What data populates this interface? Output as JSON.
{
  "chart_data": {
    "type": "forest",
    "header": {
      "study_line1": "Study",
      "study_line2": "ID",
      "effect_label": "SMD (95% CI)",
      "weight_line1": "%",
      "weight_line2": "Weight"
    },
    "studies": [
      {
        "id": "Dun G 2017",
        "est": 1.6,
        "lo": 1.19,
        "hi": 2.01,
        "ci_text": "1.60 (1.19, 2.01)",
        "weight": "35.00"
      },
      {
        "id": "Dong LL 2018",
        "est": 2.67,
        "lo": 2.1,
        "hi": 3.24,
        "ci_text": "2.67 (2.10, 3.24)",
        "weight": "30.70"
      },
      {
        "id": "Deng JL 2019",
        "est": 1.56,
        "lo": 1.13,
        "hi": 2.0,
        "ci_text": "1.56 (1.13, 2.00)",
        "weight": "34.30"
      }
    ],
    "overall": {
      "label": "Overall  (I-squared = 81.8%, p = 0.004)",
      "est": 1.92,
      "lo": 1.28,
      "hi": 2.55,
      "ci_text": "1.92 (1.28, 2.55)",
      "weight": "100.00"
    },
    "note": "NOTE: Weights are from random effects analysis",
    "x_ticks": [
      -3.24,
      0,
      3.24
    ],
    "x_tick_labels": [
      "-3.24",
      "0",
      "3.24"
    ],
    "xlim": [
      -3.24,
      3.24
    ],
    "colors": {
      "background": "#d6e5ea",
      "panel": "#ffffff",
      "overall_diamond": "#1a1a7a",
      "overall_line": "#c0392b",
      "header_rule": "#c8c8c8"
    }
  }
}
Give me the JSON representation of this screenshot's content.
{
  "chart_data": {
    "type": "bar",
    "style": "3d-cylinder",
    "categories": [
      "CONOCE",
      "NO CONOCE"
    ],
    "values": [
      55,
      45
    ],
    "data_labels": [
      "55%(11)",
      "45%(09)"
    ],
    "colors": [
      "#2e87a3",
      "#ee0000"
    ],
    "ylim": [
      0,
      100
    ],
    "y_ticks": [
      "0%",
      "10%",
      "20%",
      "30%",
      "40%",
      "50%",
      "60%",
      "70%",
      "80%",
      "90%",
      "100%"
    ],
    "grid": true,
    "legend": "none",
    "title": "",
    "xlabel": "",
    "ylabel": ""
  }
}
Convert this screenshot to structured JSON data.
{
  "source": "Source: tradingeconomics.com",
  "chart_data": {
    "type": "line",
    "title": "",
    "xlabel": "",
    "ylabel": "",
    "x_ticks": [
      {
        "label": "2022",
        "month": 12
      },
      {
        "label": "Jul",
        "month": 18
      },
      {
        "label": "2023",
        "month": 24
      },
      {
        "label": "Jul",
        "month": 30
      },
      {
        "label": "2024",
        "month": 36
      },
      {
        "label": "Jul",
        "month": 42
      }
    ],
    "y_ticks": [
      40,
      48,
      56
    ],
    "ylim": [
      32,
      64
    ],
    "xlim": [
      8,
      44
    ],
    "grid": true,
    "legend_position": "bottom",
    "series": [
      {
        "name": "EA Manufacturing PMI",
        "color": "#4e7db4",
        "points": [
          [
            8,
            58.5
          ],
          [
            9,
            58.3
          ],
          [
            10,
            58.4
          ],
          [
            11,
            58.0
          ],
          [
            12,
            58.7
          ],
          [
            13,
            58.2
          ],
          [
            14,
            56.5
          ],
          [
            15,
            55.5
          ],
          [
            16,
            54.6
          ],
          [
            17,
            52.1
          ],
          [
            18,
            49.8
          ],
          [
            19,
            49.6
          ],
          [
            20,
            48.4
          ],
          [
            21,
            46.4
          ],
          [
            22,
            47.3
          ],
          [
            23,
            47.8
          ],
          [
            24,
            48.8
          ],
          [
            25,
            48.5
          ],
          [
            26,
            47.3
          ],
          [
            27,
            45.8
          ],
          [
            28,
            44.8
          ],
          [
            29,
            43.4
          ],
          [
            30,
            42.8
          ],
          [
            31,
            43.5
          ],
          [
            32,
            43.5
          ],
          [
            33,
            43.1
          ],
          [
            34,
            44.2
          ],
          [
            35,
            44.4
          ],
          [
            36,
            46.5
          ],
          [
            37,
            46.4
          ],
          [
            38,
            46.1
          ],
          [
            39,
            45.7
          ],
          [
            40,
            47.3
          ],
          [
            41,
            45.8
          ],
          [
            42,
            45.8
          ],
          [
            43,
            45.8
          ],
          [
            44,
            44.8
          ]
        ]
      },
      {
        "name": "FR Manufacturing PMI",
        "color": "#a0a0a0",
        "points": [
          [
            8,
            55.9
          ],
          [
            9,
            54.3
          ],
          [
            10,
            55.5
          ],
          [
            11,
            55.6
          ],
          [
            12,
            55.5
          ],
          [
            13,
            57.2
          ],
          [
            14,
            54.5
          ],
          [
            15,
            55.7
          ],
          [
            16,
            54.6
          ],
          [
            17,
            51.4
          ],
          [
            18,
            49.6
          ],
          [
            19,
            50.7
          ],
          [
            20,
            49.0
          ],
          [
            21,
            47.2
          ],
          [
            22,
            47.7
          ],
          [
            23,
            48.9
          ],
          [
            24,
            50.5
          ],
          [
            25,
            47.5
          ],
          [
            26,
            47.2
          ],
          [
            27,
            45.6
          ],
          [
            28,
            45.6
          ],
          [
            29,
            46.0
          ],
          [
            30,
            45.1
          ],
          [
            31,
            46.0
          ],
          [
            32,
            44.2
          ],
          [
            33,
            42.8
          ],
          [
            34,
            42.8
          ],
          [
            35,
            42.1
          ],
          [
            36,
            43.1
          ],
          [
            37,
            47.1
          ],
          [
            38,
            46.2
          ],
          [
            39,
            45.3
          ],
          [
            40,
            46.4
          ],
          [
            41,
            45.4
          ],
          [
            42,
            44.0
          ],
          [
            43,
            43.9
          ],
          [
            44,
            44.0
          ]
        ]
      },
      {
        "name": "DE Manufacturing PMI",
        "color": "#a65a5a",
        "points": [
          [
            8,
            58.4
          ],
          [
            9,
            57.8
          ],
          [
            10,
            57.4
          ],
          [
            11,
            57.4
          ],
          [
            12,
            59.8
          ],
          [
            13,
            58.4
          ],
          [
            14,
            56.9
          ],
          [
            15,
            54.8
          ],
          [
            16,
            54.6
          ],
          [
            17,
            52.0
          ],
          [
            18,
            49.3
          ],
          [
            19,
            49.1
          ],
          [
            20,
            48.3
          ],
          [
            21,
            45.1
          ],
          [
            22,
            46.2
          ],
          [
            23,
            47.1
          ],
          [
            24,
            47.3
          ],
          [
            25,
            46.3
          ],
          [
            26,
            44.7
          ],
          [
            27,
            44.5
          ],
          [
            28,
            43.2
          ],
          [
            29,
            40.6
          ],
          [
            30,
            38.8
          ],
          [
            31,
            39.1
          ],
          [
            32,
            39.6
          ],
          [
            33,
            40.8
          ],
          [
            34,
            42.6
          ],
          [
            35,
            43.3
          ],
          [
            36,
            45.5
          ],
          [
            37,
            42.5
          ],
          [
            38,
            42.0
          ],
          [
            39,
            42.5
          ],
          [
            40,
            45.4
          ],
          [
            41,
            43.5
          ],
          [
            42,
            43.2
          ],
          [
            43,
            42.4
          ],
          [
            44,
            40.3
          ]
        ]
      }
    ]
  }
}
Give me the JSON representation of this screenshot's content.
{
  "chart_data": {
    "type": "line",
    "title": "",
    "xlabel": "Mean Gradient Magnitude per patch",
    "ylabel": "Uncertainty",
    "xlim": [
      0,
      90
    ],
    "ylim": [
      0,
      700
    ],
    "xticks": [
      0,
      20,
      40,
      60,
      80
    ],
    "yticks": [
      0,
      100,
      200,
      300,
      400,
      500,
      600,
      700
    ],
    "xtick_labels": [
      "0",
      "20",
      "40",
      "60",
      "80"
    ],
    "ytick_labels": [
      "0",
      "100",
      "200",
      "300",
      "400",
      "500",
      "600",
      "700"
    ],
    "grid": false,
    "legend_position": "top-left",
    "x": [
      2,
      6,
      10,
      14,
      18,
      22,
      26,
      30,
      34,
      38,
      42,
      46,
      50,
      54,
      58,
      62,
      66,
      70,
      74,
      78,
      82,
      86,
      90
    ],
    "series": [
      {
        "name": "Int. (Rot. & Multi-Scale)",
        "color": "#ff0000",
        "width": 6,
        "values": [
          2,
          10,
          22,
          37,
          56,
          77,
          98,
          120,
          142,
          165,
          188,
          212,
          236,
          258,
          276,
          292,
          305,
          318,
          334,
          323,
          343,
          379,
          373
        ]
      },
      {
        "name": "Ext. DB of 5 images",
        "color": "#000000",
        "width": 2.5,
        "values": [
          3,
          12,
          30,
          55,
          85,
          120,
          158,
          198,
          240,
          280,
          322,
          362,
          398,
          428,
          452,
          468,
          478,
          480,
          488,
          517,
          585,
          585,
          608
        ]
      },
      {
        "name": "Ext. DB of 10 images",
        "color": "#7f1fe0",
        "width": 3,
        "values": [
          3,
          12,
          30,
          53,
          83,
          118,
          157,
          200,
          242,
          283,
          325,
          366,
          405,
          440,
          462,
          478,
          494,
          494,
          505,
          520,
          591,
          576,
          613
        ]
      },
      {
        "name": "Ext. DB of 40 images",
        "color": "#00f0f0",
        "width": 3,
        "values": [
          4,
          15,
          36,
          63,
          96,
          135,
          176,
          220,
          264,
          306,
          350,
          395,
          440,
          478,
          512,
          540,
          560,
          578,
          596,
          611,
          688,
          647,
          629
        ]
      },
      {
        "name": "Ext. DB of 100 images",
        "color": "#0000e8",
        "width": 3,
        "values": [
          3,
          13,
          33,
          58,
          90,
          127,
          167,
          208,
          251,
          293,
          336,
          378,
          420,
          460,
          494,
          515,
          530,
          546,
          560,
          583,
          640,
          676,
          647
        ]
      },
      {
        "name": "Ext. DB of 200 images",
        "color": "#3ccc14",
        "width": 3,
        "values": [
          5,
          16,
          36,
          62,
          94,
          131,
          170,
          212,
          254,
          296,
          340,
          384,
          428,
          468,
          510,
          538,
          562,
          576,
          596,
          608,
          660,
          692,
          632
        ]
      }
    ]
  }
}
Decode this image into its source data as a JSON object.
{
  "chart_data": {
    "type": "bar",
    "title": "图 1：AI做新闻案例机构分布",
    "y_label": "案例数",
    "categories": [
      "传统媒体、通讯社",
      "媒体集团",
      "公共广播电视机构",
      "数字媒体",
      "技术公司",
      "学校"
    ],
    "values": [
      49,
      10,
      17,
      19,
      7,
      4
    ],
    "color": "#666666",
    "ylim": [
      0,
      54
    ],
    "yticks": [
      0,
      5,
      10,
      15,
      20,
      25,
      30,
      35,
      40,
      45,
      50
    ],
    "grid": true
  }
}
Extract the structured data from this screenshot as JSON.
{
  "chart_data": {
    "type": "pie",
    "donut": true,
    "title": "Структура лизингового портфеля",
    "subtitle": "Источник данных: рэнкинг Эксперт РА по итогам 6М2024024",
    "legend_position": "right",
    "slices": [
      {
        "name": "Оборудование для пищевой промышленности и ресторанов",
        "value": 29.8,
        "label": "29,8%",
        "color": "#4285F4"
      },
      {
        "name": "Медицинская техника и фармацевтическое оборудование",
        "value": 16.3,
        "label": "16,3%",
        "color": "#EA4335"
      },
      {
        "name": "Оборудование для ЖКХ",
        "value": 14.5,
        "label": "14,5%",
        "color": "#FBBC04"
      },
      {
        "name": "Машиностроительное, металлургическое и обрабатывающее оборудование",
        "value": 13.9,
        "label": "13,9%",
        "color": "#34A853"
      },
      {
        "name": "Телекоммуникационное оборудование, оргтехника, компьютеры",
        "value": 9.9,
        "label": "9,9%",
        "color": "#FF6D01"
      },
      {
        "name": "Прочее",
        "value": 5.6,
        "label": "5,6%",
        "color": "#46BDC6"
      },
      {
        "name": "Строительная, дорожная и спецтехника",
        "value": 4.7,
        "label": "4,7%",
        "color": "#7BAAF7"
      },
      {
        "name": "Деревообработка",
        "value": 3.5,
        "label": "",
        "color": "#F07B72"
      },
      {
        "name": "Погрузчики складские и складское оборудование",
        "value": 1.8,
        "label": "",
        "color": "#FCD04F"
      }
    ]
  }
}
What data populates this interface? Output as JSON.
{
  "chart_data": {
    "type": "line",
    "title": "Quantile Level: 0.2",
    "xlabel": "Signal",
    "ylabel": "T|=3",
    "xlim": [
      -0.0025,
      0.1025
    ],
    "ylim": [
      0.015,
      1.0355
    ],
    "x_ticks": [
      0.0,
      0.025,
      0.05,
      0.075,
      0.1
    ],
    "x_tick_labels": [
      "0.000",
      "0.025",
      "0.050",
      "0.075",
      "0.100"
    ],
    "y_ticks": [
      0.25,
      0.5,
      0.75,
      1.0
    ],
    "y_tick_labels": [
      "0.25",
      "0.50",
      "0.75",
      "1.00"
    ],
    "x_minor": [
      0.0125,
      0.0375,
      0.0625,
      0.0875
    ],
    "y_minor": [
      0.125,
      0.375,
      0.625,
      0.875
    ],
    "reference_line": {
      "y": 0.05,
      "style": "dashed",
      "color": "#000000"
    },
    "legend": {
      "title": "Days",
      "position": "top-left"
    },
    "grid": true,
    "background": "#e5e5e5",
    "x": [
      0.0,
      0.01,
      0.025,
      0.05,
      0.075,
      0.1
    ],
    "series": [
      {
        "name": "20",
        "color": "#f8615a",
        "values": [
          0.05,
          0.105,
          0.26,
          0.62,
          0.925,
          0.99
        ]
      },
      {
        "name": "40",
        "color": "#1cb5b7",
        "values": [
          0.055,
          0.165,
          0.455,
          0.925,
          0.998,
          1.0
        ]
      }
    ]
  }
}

* * * * * * *

#### [WHAT YOU ARE ASKED TO DO]
Pick out the lines above containing the word "JSON", then copy them.

#### [THE RESPONSE]
What data populates this interface? Output as JSON.
Give me the JSON representation of this screenshot's content.
Convert this screenshot to structured JSON data.
Give me the JSON representation of this screenshot's content.
Decode this image into its source data as a JSON object.
Extract the structured data from this screenshot as JSON.
What data populates this interface? Output as JSON.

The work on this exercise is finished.